* TASK TO CARRY OUT
Output all records precisely as written.

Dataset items

- - -

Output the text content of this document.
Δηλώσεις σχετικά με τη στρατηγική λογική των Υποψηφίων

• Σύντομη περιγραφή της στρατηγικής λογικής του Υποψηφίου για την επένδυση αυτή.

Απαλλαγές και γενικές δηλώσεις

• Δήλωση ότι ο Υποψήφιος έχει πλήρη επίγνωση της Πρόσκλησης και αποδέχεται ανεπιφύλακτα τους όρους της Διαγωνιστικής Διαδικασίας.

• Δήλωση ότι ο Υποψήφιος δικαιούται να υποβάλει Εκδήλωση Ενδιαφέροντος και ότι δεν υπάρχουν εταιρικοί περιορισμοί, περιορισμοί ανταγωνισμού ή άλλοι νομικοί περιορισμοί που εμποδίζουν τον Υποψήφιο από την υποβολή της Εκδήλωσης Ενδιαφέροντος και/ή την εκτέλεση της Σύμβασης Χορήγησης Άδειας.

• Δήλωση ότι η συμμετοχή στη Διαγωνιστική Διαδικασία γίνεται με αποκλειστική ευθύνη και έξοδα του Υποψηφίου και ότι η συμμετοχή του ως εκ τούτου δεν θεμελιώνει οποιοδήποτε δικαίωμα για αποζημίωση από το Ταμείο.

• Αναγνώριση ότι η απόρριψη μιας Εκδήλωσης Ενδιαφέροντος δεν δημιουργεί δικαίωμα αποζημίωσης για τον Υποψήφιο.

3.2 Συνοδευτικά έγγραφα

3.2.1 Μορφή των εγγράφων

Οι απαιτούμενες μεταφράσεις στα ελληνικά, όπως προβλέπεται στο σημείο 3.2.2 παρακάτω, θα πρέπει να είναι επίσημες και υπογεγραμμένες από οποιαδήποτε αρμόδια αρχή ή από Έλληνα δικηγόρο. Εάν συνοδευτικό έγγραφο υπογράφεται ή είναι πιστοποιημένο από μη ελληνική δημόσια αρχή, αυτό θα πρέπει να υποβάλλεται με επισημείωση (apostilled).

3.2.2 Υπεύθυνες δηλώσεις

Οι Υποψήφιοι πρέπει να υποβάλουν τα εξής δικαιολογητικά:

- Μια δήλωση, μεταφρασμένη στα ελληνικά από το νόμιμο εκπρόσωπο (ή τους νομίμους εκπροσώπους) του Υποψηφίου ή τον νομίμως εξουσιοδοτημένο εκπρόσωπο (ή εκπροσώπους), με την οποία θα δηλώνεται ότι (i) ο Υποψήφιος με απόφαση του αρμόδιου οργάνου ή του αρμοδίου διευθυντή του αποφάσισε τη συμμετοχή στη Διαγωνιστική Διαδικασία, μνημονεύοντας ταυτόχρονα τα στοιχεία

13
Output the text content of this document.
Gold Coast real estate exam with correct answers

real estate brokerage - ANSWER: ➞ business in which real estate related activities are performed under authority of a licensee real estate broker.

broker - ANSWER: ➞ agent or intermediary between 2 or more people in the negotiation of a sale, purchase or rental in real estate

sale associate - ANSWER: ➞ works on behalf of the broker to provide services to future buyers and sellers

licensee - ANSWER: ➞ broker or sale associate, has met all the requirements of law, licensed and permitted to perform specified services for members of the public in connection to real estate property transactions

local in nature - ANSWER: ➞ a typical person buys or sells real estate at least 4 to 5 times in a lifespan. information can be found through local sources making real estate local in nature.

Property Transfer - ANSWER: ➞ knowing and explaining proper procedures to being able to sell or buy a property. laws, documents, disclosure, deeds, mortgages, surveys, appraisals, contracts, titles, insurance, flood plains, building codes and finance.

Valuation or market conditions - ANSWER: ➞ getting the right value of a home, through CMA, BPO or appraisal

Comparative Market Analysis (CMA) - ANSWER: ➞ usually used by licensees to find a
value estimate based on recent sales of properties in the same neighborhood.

- - -

* WORKED SOLUTION
Output the text content of this document.
Δηλώσεις σχετικά με τη στρατηγική λογική των Υποψηφίων

• Σύντομη περιγραφή της στρατηγικής λογικής του Υποψηφίου για την επένδυση αυτή.

Απαλλαγές και γενικές δηλώσεις

• Δήλωση ότι ο Υποψήφιος έχει πλήρη επίγνωση της Πρόσκλησης και αποδέχεται ανεπιφύλακτα τους όρους της Διαγωνιστικής Διαδικασίας.

• Δήλωση ότι ο Υποψήφιος δικαιούται να υποβάλει Εκδήλωση Ενδιαφέροντος και ότι δεν υπάρχουν εταιρικοί περιορισμοί, περιορισμοί ανταγωνισμού ή άλλοι νομικοί περιορισμοί που εμποδίζουν τον Υποψήφιο από την υποβολή της Εκδήλωσης Ενδιαφέροντος και/ή την εκτέλεση της Σύμβασης Χορήγησης Άδειας.

• Δήλωση ότι η συμμετοχή στη Διαγωνιστική Διαδικασία γίνεται με αποκλειστική ευθύνη και έξοδα του Υποψηφίου και ότι η συμμετοχή του ως εκ τούτου δεν θεμελιώνει οποιοδήποτε δικαίωμα για αποζημίωση από το Ταμείο.

• Αναγνώριση ότι η απόρριψη μιας Εκδήλωσης Ενδιαφέροντος δεν δημιουργεί δικαίωμα αποζημίωσης για τον Υποψήφιο.

3.2 Συνοδευτικά έγγραφα

3.2.1 Μορφή των εγγράφων

Οι απαιτούμενες μεταφράσεις στα ελληνικά, όπως προβλέπεται στο σημείο 3.2.2 παρακάτω, θα πρέπει να είναι επίσημες και υπογεγραμμένες από οποιαδήποτε αρμόδια αρχή ή από Έλληνα δικηγόρο. Εάν συνοδευτικό έγγραφο υπογράφεται ή είναι πιστοποιημένο από μη ελληνική δημόσια αρχή, αυτό θα πρέπει να υποβάλλεται με επισημείωση (apostilled).

3.2.2 Υπεύθυνες δηλώσεις

Οι Υποψήφιοι πρέπει να υποβάλουν τα εξής δικαιολογητικά:

- Μια δήλωση, μεταφρασμένη στα ελληνικά από το νόμιμο εκπρόσωπο (ή τους νομίμους εκπροσώπους) του Υποψηφίου ή τον νομίμως εξουσιοδοτημένο εκπρόσωπο (ή εκπροσώπους), με την οποία θα δηλώνεται ότι (i) ο Υποψήφιος με απόφαση του αρμόδιου οργάνου ή του αρμοδίου διευθυντή του αποφάσισε τη συμμετοχή στη Διαγωνιστική Διαδικασία, μνημονεύοντας ταυτόχρονα τα στοιχεία

13
Output the text content of this document.
Gold Coast real estate exam with correct answers

real estate brokerage - ANSWER: ➞ business in which real estate related activities are performed under authority of a licensee real estate broker.

broker - ANSWER: ➞ agent or intermediary between 2 or more people in the negotiation of a sale, purchase or rental in real estate

sale associate - ANSWER: ➞ works on behalf of the broker to provide services to future buyers and sellers

licensee - ANSWER: ➞ broker or sale associate, has met all the requirements of law, licensed and permitted to perform specified services for members of the public in connection to real estate property transactions

local in nature - ANSWER: ➞ a typical person buys or sells real estate at least 4 to 5 times in a lifespan. information can be found through local sources making real estate local in nature.

Property Transfer - ANSWER: ➞ knowing and explaining proper procedures to being able to sell or buy a property. laws, documents, disclosure, deeds, mortgages, surveys, appraisals, contracts, titles, insurance, flood plains, building codes and finance.

Valuation or market conditions - ANSWER: ➞ getting the right value of a home, through CMA, BPO or appraisal

Comparative Market Analysis (CMA) - ANSWER: ➞ usually used by licensees to find a
value estimate based on recent sales of properties in the same neighborhood.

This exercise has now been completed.